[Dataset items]
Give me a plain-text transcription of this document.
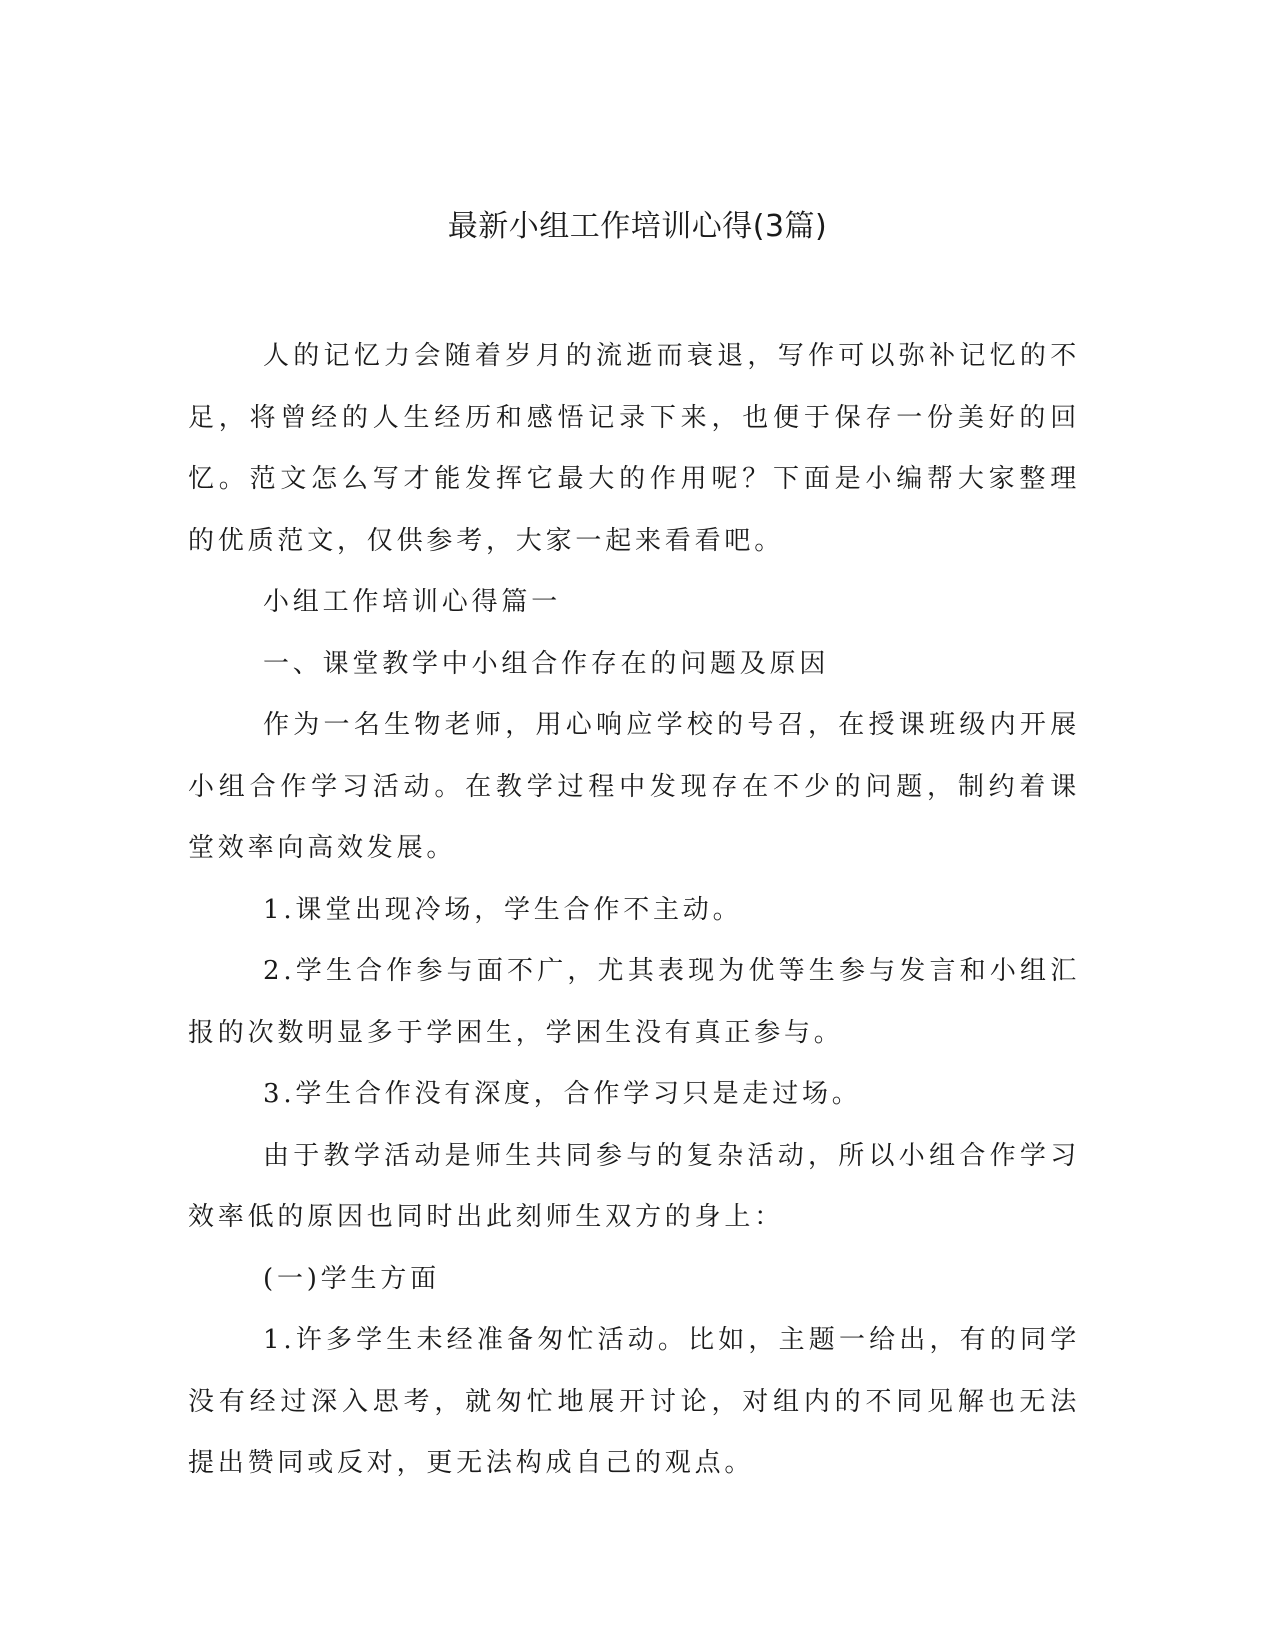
最新小组工作培训心得(3篇)

人的记忆力会随着岁月的流逝而衰退，写作可以弥补记忆的不足，将曾经的人生经历和感悟记录下来，也便于保存一份美好的回忆。范文怎么写才能发挥它最大的作用呢？下面是小编帮大家整理的优质范文，仅供参考，大家一起来看看吧。

小组工作培训心得篇一

一、课堂教学中小组合作存在的问题及原因

作为一名生物老师，用心响应学校的号召，在授课班级内开展小组合作学习活动。在教学过程中发现存在不少的问题，制约着课堂效率向高效发展。

1.课堂出现冷场，学生合作不主动。

2.学生合作参与面不广，尤其表现为优等生参与发言和小组汇报的次数明显多于学困生，学困生没有真正参与。

3.学生合作没有深度，合作学习只是走过场。

由于教学活动是师生共同参与的复杂活动，所以小组合作学习效率低的原因也同时出此刻师生双方的身上：

(一)学生方面

1.许多学生未经准备匆忙活动。比如，主题一给出，有的同学没有经过深入思考，就匆忙地展开讨论，对组内的不同见解也无法提出赞同或反对，更无法构成自己的观点。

» **TASK STATEMENT**
Leave images out of the retyped records; keep all else exact.

» **RESPONSE TO THE EXERCISE**
Give me a plain-text transcription of this document.
最新小组工作培训心得(3篇)

人的记忆力会随着岁月的流逝而衰退，写作可以弥补记忆的不足，将曾经的人生经历和感悟记录下来，也便于保存一份美好的回忆。范文怎么写才能发挥它最大的作用呢？下面是小编帮大家整理的优质范文，仅供参考，大家一起来看看吧。

小组工作培训心得篇一

一、课堂教学中小组合作存在的问题及原因

作为一名生物老师，用心响应学校的号召，在授课班级内开展小组合作学习活动。在教学过程中发现存在不少的问题，制约着课堂效率向高效发展。

1.课堂出现冷场，学生合作不主动。

2.学生合作参与面不广，尤其表现为优等生参与发言和小组汇报的次数明显多于学困生，学困生没有真正参与。

3.学生合作没有深度，合作学习只是走过场。

由于教学活动是师生共同参与的复杂活动，所以小组合作学习效率低的原因也同时出此刻师生双方的身上：

(一)学生方面

1.许多学生未经准备匆忙活动。比如，主题一给出，有的同学没有经过深入思考，就匆忙地展开讨论，对组内的不同见解也无法提出赞同或反对，更无法构成自己的观点。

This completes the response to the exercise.